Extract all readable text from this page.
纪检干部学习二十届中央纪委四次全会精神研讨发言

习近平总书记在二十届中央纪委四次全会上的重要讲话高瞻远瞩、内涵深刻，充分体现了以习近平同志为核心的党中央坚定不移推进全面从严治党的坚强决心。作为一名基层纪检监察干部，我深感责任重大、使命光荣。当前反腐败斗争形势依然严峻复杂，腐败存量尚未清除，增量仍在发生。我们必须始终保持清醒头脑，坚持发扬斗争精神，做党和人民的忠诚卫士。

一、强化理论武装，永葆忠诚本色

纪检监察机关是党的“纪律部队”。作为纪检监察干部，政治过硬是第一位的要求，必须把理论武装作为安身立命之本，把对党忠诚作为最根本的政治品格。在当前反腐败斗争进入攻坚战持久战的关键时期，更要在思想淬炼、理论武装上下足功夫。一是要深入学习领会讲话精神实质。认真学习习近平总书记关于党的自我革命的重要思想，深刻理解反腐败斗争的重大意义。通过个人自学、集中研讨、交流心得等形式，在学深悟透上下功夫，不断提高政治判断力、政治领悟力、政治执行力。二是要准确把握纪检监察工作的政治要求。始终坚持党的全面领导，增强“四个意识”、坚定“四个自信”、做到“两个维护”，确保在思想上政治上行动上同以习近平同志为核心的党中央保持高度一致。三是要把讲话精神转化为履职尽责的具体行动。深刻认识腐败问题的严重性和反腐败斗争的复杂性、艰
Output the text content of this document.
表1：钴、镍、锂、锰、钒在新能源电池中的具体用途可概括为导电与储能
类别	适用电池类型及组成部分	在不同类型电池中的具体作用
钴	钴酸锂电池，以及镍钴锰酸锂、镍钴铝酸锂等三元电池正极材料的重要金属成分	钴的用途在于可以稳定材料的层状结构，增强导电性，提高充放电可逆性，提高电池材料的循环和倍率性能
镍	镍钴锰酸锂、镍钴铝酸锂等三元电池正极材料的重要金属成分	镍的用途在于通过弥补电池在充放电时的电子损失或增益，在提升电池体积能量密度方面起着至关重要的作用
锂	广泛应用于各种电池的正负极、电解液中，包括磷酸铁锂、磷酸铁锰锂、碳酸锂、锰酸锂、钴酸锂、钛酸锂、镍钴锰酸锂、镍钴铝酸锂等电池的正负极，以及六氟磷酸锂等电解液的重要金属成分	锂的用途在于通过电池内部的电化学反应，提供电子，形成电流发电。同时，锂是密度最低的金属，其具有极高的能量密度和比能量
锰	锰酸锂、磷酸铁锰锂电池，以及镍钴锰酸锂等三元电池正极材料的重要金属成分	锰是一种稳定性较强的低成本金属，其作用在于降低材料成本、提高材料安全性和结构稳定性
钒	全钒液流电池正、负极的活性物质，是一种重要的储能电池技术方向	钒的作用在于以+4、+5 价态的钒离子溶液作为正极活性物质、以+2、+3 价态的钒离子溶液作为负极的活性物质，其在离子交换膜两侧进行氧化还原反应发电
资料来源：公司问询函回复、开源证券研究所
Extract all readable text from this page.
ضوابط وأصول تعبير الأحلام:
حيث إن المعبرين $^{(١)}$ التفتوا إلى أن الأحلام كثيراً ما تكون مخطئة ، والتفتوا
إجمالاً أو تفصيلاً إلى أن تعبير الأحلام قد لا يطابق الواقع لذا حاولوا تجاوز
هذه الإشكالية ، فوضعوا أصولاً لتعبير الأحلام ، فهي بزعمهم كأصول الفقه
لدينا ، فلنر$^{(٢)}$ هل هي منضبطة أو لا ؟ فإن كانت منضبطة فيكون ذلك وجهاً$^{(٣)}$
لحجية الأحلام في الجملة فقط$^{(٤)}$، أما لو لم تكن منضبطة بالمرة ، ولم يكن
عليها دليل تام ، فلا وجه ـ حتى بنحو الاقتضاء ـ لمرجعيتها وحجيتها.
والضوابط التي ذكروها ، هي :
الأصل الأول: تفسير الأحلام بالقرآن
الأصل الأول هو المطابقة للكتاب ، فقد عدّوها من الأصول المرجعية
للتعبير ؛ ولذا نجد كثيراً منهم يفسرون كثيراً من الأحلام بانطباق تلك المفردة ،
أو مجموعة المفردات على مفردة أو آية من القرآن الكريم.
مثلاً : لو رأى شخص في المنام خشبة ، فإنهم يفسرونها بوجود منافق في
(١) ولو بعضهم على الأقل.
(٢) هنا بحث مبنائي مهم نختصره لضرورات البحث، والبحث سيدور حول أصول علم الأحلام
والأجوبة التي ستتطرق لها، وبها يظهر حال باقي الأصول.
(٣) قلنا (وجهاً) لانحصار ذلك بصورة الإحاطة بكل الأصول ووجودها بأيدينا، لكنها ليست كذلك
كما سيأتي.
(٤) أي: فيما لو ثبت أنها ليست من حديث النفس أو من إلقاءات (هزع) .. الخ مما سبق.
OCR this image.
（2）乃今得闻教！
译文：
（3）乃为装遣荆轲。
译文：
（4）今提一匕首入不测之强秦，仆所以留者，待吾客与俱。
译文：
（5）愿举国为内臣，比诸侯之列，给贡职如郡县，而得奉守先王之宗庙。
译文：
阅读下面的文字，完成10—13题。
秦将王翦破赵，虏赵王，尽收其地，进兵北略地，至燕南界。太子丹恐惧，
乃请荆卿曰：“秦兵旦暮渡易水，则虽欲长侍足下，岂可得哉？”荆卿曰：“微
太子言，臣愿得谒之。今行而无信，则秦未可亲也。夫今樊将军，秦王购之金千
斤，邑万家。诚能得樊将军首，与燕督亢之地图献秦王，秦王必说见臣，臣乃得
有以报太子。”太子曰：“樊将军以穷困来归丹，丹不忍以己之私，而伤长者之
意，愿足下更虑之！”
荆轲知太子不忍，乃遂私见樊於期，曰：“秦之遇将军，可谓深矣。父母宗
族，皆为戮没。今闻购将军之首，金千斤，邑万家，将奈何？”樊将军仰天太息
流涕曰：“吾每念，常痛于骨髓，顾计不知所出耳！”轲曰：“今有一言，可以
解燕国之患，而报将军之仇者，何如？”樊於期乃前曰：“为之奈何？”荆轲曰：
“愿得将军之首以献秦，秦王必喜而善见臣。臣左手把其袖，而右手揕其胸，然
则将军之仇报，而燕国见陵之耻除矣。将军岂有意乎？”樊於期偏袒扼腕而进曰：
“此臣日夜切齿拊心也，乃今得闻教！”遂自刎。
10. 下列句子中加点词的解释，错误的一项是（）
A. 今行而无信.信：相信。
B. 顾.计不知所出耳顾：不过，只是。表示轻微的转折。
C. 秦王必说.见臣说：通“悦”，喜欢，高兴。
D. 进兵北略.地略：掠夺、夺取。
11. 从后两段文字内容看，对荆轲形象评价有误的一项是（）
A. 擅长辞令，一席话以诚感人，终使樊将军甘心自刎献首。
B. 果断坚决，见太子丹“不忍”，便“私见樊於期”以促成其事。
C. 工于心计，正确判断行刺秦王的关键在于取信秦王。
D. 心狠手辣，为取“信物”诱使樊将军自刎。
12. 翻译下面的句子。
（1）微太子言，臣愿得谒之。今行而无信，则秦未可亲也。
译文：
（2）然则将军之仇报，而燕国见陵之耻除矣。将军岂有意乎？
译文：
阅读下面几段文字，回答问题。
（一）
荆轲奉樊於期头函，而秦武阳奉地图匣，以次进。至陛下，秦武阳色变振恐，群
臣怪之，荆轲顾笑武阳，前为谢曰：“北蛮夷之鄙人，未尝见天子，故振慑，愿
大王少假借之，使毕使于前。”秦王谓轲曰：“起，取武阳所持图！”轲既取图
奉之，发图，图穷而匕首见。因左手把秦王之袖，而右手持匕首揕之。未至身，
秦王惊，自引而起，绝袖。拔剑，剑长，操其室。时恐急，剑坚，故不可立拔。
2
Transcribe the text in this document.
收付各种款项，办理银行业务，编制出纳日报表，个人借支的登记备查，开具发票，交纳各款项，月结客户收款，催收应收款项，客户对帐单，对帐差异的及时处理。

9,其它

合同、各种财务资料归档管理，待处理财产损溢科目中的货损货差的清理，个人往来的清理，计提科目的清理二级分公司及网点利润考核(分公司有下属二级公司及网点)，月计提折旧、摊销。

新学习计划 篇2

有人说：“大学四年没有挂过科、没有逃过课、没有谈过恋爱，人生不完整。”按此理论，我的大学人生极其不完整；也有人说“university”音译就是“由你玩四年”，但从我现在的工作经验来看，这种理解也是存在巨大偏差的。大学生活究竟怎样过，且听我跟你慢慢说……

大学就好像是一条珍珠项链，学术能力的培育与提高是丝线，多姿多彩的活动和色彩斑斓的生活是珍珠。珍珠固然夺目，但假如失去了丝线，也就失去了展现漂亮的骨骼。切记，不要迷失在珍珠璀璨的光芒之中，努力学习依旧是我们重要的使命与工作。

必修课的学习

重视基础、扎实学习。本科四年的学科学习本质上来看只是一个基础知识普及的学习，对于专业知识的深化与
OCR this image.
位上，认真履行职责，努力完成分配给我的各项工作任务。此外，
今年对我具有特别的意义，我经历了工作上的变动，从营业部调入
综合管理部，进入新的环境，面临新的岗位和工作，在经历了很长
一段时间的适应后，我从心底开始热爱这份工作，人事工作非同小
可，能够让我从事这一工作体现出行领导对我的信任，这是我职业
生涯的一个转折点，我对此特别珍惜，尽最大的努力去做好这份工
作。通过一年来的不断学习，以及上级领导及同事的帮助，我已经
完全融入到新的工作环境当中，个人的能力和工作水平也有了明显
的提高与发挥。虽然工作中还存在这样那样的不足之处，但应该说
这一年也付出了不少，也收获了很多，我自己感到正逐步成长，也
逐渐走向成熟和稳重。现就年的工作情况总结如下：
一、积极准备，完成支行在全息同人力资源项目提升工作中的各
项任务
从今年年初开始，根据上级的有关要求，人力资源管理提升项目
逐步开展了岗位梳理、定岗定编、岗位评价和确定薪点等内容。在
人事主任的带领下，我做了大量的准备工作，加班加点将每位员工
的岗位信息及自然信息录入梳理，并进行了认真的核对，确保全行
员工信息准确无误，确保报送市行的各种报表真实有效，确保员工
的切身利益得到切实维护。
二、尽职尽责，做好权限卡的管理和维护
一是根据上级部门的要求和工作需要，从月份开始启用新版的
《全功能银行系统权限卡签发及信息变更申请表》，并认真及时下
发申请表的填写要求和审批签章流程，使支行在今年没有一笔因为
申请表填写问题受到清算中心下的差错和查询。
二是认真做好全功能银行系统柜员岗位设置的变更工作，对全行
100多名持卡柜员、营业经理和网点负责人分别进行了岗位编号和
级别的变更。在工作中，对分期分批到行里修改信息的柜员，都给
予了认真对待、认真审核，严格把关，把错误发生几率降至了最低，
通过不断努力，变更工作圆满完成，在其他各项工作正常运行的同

▸ Work to complete
Copy out each line that contains the word "臣愿得谒之".

▸ Task solution
太子言，臣愿得谒之。今行而无信，则秦未可亲也。夫今樊将军，秦王购之金千
（1）微太子言，臣愿得谒之。今行而无信，则秦未可亲也。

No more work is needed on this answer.